#### Task to complete:
From the listing below, extract each entry exactly as written, minus the images.

#### Data in this exercise:
__________________________________________________

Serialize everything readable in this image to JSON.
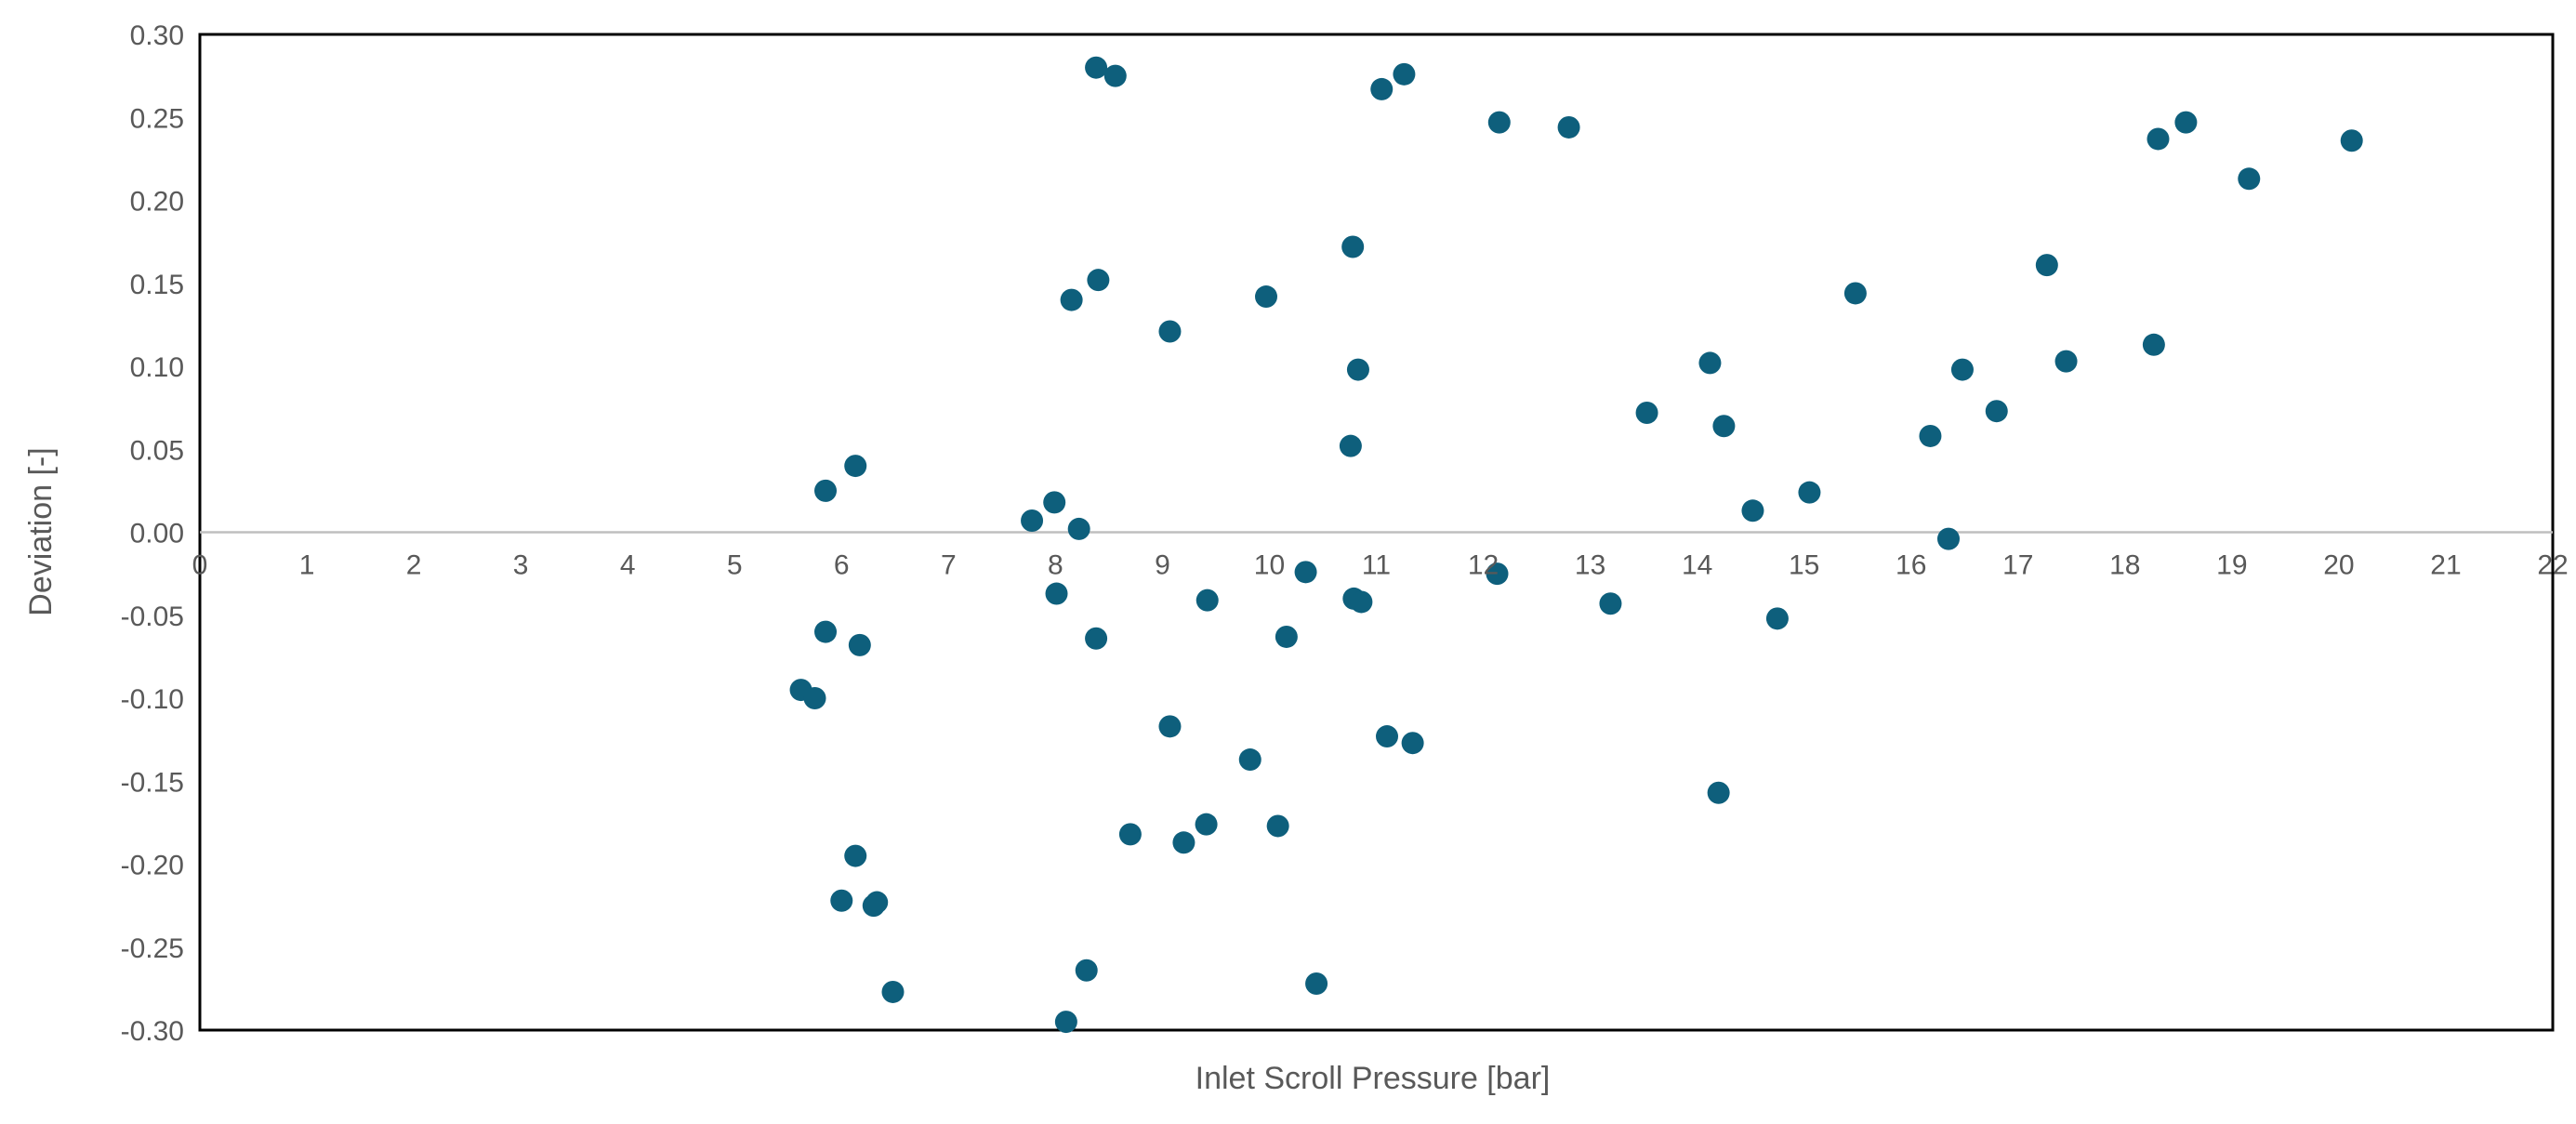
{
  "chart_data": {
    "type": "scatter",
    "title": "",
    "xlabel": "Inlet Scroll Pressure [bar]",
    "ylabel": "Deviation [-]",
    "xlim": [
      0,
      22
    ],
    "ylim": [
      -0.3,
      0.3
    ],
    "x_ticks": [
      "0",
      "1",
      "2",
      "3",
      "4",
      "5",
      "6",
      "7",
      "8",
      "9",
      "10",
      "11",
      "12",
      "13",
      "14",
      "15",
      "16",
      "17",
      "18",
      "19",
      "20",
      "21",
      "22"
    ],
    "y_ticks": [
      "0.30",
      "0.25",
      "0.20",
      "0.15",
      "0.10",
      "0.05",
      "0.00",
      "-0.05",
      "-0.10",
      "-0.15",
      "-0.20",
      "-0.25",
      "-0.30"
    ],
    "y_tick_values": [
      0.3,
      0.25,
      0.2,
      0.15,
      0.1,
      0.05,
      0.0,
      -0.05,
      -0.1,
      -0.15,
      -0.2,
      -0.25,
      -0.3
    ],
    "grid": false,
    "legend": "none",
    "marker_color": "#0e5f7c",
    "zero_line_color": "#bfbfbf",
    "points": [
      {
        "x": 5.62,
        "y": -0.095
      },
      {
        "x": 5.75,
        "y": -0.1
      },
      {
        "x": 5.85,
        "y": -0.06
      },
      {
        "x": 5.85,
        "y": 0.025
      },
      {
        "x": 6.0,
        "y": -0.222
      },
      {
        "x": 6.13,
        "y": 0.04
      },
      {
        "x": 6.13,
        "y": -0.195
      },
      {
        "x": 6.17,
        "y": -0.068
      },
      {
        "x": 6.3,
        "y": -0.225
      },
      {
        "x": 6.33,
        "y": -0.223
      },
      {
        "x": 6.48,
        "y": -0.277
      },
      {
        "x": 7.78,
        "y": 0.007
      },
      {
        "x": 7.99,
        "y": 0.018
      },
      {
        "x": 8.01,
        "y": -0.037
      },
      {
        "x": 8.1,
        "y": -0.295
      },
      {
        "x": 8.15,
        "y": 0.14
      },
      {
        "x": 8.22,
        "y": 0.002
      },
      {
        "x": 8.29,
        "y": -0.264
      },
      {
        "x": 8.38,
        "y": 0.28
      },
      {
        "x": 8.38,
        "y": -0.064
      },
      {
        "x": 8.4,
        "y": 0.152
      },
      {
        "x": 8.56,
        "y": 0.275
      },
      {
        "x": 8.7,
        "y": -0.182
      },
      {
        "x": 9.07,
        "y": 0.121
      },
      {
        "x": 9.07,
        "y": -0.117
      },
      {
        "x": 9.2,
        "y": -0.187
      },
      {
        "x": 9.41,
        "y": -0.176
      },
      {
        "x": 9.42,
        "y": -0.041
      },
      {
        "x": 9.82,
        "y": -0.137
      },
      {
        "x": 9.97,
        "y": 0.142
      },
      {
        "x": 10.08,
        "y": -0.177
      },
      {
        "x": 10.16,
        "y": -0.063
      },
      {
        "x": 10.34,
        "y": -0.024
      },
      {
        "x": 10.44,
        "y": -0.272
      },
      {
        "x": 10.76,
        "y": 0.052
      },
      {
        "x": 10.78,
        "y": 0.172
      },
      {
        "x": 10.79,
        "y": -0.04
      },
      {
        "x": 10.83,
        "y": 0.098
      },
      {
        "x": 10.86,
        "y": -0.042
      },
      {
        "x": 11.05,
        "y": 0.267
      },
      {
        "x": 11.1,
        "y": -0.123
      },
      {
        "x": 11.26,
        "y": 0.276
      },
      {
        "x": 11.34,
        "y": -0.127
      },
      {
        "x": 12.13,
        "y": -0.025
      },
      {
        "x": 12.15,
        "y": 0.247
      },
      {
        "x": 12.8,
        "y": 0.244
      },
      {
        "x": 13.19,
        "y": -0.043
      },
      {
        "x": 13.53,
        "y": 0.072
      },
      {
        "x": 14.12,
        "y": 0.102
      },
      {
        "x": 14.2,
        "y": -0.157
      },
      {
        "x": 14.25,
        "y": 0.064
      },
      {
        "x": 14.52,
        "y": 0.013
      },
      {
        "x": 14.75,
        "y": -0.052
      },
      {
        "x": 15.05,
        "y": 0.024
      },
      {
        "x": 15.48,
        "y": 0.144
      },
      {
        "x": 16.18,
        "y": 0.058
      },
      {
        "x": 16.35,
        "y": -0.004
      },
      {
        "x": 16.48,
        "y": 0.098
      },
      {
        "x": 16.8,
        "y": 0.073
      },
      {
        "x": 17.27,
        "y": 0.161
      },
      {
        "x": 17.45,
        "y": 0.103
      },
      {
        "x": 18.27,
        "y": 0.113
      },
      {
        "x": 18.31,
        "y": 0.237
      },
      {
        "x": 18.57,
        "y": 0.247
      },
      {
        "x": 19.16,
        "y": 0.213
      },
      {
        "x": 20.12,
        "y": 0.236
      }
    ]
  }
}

__________________________________________________

#### Response to the task:
Serialize everything readable in this image to JSON.
{
  "chart_data": {
    "type": "scatter",
    "title": "",
    "xlabel": "Inlet Scroll Pressure [bar]",
    "ylabel": "Deviation [-]",
    "xlim": [
      0,
      22
    ],
    "ylim": [
      -0.3,
      0.3
    ],
    "x_ticks": [
      "0",
      "1",
      "2",
      "3",
      "4",
      "5",
      "6",
      "7",
      "8",
      "9",
      "10",
      "11",
      "12",
      "13",
      "14",
      "15",
      "16",
      "17",
      "18",
      "19",
      "20",
      "21",
      "22"
    ],
    "y_ticks": [
      "0.30",
      "0.25",
      "0.20",
      "0.15",
      "0.10",
      "0.05",
      "0.00",
      "-0.05",
      "-0.10",
      "-0.15",
      "-0.20",
      "-0.25",
      "-0.30"
    ],
    "y_tick_values": [
      0.3,
      0.25,
      0.2,
      0.15,
      0.1,
      0.05,
      0.0,
      -0.05,
      -0.1,
      -0.15,
      -0.2,
      -0.25,
      -0.3
    ],
    "grid": false,
    "legend": "none",
    "marker_color": "#0e5f7c",
    "zero_line_color": "#bfbfbf",
    "points": [
      {
        "x": 5.62,
        "y": -0.095
      },
      {
        "x": 5.75,
        "y": -0.1
      },
      {
        "x": 5.85,
        "y": -0.06
      },
      {
        "x": 5.85,
        "y": 0.025
      },
      {
        "x": 6.0,
        "y": -0.222
      },
      {
        "x": 6.13,
        "y": 0.04
      },
      {
        "x": 6.13,
        "y": -0.195
      },
      {
        "x": 6.17,
        "y": -0.068
      },
      {
        "x": 6.3,
        "y": -0.225
      },
      {
        "x": 6.33,
        "y": -0.223
      },
      {
        "x": 6.48,
        "y": -0.277
      },
      {
        "x": 7.78,
        "y": 0.007
      },
      {
        "x": 7.99,
        "y": 0.018
      },
      {
        "x": 8.01,
        "y": -0.037
      },
      {
        "x": 8.1,
        "y": -0.295
      },
      {
        "x": 8.15,
        "y": 0.14
      },
      {
        "x": 8.22,
        "y": 0.002
      },
      {
        "x": 8.29,
        "y": -0.264
      },
      {
        "x": 8.38,
        "y": 0.28
      },
      {
        "x": 8.38,
        "y": -0.064
      },
      {
        "x": 8.4,
        "y": 0.152
      },
      {
        "x": 8.56,
        "y": 0.275
      },
      {
        "x": 8.7,
        "y": -0.182
      },
      {
        "x": 9.07,
        "y": 0.121
      },
      {
        "x": 9.07,
        "y": -0.117
      },
      {
        "x": 9.2,
        "y": -0.187
      },
      {
        "x": 9.41,
        "y": -0.176
      },
      {
        "x": 9.42,
        "y": -0.041
      },
      {
        "x": 9.82,
        "y": -0.137
      },
      {
        "x": 9.97,
        "y": 0.142
      },
      {
        "x": 10.08,
        "y": -0.177
      },
      {
        "x": 10.16,
        "y": -0.063
      },
      {
        "x": 10.34,
        "y": -0.024
      },
      {
        "x": 10.44,
        "y": -0.272
      },
      {
        "x": 10.76,
        "y": 0.052
      },
      {
        "x": 10.78,
        "y": 0.172
      },
      {
        "x": 10.79,
        "y": -0.04
      },
      {
        "x": 10.83,
        "y": 0.098
      },
      {
        "x": 10.86,
        "y": -0.042
      },
      {
        "x": 11.05,
        "y": 0.267
      },
      {
        "x": 11.1,
        "y": -0.123
      },
      {
        "x": 11.26,
        "y": 0.276
      },
      {
        "x": 11.34,
        "y": -0.127
      },
      {
        "x": 12.13,
        "y": -0.025
      },
      {
        "x": 12.15,
        "y": 0.247
      },
      {
        "x": 12.8,
        "y": 0.244
      },
      {
        "x": 13.19,
        "y": -0.043
      },
      {
        "x": 13.53,
        "y": 0.072
      },
      {
        "x": 14.12,
        "y": 0.102
      },
      {
        "x": 14.2,
        "y": -0.157
      },
      {
        "x": 14.25,
        "y": 0.064
      },
      {
        "x": 14.52,
        "y": 0.013
      },
      {
        "x": 14.75,
        "y": -0.052
      },
      {
        "x": 15.05,
        "y": 0.024
      },
      {
        "x": 15.48,
        "y": 0.144
      },
      {
        "x": 16.18,
        "y": 0.058
      },
      {
        "x": 16.35,
        "y": -0.004
      },
      {
        "x": 16.48,
        "y": 0.098
      },
      {
        "x": 16.8,
        "y": 0.073
      },
      {
        "x": 17.27,
        "y": 0.161
      },
      {
        "x": 17.45,
        "y": 0.103
      },
      {
        "x": 18.27,
        "y": 0.113
      },
      {
        "x": 18.31,
        "y": 0.237
      },
      {
        "x": 18.57,
        "y": 0.247
      },
      {
        "x": 19.16,
        "y": 0.213
      },
      {
        "x": 20.12,
        "y": 0.236
      }
    ]
  }
}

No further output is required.